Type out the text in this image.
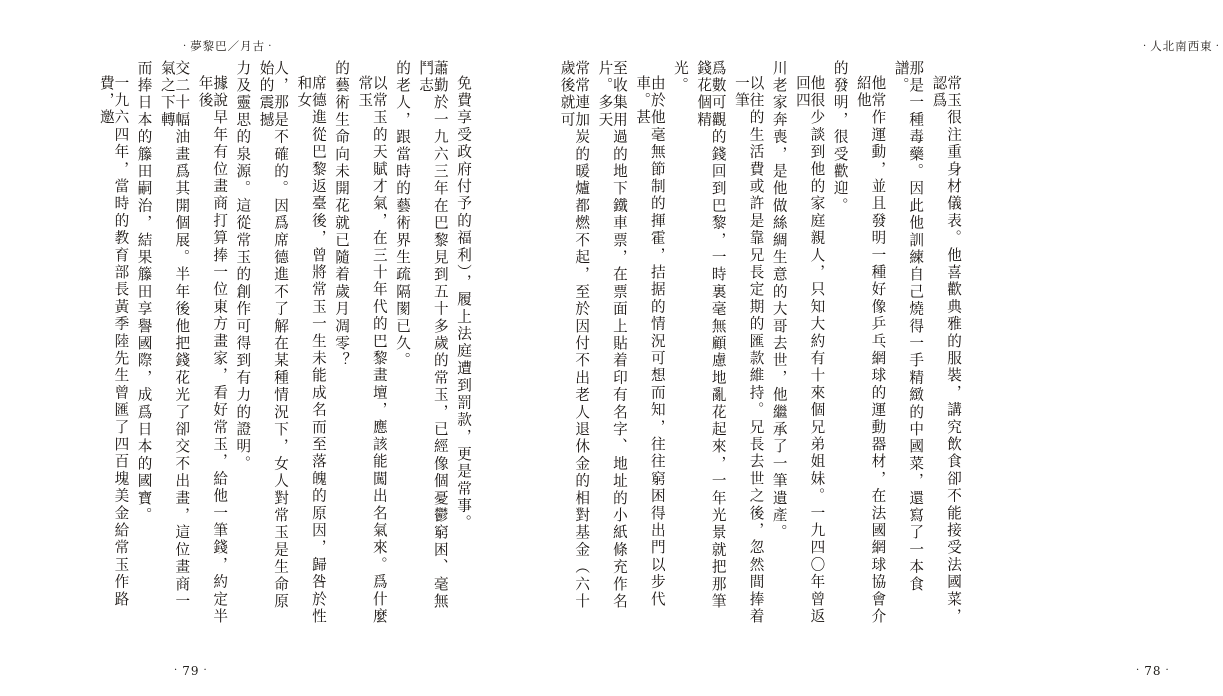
· 夢黎巴／月古 ·
免費享受政府付予的福利），履上法庭遭到罰款，更是常事。
蕭勤於一九六三年在巴黎見到五十多歲的常玉，已經像個憂鬱窮困、毫無鬥志
的老人，跟當時的藝術界生疏隔閡已久。
以常玉的天賦才氣，在三十年代的巴黎畫壇，應該能闖出名氣來。爲什麼常玉
的藝術生命向未開花就已隨着歲月凋零？
席德進從巴黎返臺後，曾將常玉一生未能成名而至落魄的原因，歸咎於性和女
人，那是不確的。因爲席德進不了解在某種情況下，女人對常玉是生命原始的震撼
力及靈思的泉源。這從常玉的創作可得到有力的證明。
據說早年有位畫商打算捧一位東方畫家，看好常玉，給他一筆錢，約定半年後
交二十幅油畫爲其開個展。半年後他把錢花光了卻交不出畫，這位畫商一氣之下轉
而捧日本的籐田嗣治，結果籐田享譽國際，成爲日本的國寶。
一九六四年，當時的教育部長黃季陸先生曾匯了四百塊美金給常玉作路費，邀
· 79 ·
· 人北南西東 ·
常玉很注重身材儀表。他喜歡典雅的服裝，講究飲食卻不能接受法國菜，認爲
那是一種毒藥。因此他訓練自己燒得一手精緻的中國菜，還寫了一本食譜。
他常作運動，並且發明一種好像乒乓網球的運動器材，在法國網球協會介紹他
的發明，很受歡迎。
他很少談到他的家庭親人，只知大約有十來個兄弟姐妹。一九四〇年曾返回四
川老家奔喪，是他做絲綢生意的大哥去世，他繼承了一筆遺產。
以往的生活費或許是靠兄長定期的匯款維持。兄長去世之後，忽然間捧着一筆
爲數可觀的錢回到巴黎，一時裏毫無顧慮地亂花起來，一年光景就把那筆錢花個精
光。
由於他毫無節制的揮霍，拮据的情況可想而知，往往窮困得出門以步代車。甚
至收集用過的地下鐵車票，在票面上貼着印有名字、地址的小紙條充作名片。多天
常常連加炭的暖爐都燃不起，至於因付不出老人退休金的相對基金（六十歲後就可
· 78 ·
◆ ◆ ◆ ◆ ◆ ◆ ◆
- _Task goal_: From the records given above, reproduce all text exactly and exclude each picture.

- _Full output_:
Type out the text in this image.
· 夢黎巴／月古 ·
免費享受政府付予的福利），履上法庭遭到罰款，更是常事。
蕭勤於一九六三年在巴黎見到五十多歲的常玉，已經像個憂鬱窮困、毫無鬥志
的老人，跟當時的藝術界生疏隔閡已久。
以常玉的天賦才氣，在三十年代的巴黎畫壇，應該能闖出名氣來。爲什麼常玉
的藝術生命向未開花就已隨着歲月凋零？
席德進從巴黎返臺後，曾將常玉一生未能成名而至落魄的原因，歸咎於性和女
人，那是不確的。因爲席德進不了解在某種情況下，女人對常玉是生命原始的震撼
力及靈思的泉源。這從常玉的創作可得到有力的證明。
據說早年有位畫商打算捧一位東方畫家，看好常玉，給他一筆錢，約定半年後
交二十幅油畫爲其開個展。半年後他把錢花光了卻交不出畫，這位畫商一氣之下轉
而捧日本的籐田嗣治，結果籐田享譽國際，成爲日本的國寶。
一九六四年，當時的教育部長黃季陸先生曾匯了四百塊美金給常玉作路費，邀
· 79 ·
· 人北南西東 ·
常玉很注重身材儀表。他喜歡典雅的服裝，講究飲食卻不能接受法國菜，認爲
那是一種毒藥。因此他訓練自己燒得一手精緻的中國菜，還寫了一本食譜。
他常作運動，並且發明一種好像乒乓網球的運動器材，在法國網球協會介紹他
的發明，很受歡迎。
他很少談到他的家庭親人，只知大約有十來個兄弟姐妹。一九四〇年曾返回四
川老家奔喪，是他做絲綢生意的大哥去世，他繼承了一筆遺產。
以往的生活費或許是靠兄長定期的匯款維持。兄長去世之後，忽然間捧着一筆
爲數可觀的錢回到巴黎，一時裏毫無顧慮地亂花起來，一年光景就把那筆錢花個精
光。
由於他毫無節制的揮霍，拮据的情況可想而知，往往窮困得出門以步代車。甚
至收集用過的地下鐵車票，在票面上貼着印有名字、地址的小紙條充作名片。多天
常常連加炭的暖爐都燃不起，至於因付不出老人退休金的相對基金（六十歲後就可
· 78 ·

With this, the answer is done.